Lines with the word "serving" in them must be copied from the records below.

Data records
▼

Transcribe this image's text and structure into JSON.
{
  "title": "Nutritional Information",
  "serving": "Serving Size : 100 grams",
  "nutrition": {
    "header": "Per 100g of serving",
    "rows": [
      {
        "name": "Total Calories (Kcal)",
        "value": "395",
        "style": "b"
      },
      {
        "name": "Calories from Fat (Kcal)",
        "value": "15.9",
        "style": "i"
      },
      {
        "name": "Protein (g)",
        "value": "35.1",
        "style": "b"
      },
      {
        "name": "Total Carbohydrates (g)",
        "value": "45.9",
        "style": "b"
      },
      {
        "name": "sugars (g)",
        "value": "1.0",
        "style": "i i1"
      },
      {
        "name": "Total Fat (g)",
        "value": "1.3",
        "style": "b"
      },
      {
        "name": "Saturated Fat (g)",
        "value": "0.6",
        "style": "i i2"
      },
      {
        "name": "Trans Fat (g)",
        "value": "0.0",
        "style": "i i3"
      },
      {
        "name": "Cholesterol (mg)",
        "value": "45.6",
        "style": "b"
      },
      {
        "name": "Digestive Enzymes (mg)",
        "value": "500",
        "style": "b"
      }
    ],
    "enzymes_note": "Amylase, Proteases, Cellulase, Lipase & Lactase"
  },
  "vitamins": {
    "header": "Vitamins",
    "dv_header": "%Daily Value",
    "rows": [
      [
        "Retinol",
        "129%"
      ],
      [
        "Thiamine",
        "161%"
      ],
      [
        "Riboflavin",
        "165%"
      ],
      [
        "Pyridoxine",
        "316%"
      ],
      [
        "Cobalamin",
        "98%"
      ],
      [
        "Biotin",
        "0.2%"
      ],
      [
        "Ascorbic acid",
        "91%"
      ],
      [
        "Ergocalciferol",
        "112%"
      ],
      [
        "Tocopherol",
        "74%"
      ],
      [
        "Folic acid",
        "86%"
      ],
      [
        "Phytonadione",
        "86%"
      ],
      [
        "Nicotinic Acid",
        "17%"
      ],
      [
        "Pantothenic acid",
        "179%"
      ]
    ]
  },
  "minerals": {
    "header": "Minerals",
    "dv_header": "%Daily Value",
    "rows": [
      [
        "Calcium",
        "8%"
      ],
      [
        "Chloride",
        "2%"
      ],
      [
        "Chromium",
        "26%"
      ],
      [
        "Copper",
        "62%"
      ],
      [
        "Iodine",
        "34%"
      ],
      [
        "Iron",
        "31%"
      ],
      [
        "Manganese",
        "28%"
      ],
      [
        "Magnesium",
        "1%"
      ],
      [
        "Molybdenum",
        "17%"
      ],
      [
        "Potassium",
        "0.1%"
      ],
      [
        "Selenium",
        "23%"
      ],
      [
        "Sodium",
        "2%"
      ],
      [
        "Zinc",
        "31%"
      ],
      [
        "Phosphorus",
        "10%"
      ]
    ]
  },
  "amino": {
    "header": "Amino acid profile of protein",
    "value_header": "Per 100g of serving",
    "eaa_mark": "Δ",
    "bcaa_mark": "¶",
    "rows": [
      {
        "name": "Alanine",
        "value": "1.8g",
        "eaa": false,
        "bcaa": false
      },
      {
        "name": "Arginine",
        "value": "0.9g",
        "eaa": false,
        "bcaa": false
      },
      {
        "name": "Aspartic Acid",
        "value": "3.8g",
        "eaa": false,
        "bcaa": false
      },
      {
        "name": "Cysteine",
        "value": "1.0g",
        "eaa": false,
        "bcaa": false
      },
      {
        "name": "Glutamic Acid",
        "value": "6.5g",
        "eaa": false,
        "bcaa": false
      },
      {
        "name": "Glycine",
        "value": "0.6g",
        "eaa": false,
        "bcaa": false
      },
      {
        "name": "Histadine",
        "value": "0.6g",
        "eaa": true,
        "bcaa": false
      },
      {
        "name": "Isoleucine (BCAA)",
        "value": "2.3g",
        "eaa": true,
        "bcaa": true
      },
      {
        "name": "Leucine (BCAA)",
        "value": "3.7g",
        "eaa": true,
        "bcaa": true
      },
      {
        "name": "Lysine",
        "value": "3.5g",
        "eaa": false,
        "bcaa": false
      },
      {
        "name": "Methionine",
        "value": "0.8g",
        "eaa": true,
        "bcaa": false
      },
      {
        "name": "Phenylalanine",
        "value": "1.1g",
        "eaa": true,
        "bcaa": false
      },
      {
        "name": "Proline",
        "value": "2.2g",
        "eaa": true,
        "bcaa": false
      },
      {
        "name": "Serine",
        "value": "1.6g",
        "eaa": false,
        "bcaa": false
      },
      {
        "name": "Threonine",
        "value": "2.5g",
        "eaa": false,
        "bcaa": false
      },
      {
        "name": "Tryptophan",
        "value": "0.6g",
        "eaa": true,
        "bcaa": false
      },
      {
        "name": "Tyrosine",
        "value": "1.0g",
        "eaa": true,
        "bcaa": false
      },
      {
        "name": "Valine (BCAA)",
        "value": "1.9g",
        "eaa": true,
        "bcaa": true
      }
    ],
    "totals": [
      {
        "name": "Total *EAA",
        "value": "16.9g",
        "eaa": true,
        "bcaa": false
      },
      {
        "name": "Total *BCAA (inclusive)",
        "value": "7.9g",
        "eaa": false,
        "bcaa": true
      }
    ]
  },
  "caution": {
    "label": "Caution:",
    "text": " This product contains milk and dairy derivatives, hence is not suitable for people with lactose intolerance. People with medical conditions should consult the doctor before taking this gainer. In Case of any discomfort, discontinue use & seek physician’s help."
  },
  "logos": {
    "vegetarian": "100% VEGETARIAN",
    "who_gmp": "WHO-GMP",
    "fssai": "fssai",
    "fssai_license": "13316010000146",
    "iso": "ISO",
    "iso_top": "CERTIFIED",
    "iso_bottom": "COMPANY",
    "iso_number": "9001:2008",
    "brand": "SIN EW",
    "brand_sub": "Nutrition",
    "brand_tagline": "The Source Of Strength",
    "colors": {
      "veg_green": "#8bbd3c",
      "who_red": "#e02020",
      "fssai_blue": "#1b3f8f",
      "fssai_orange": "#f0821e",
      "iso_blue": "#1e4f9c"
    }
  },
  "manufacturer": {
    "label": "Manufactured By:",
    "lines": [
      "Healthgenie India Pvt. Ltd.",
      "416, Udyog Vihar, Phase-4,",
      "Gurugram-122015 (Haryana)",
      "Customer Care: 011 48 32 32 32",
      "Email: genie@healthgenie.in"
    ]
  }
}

▲

# OUTPUT:
  "serving": "Serving Size : 100 grams",
    "header": "Per 100g of serving",
    "value_header": "Per 100g of serving",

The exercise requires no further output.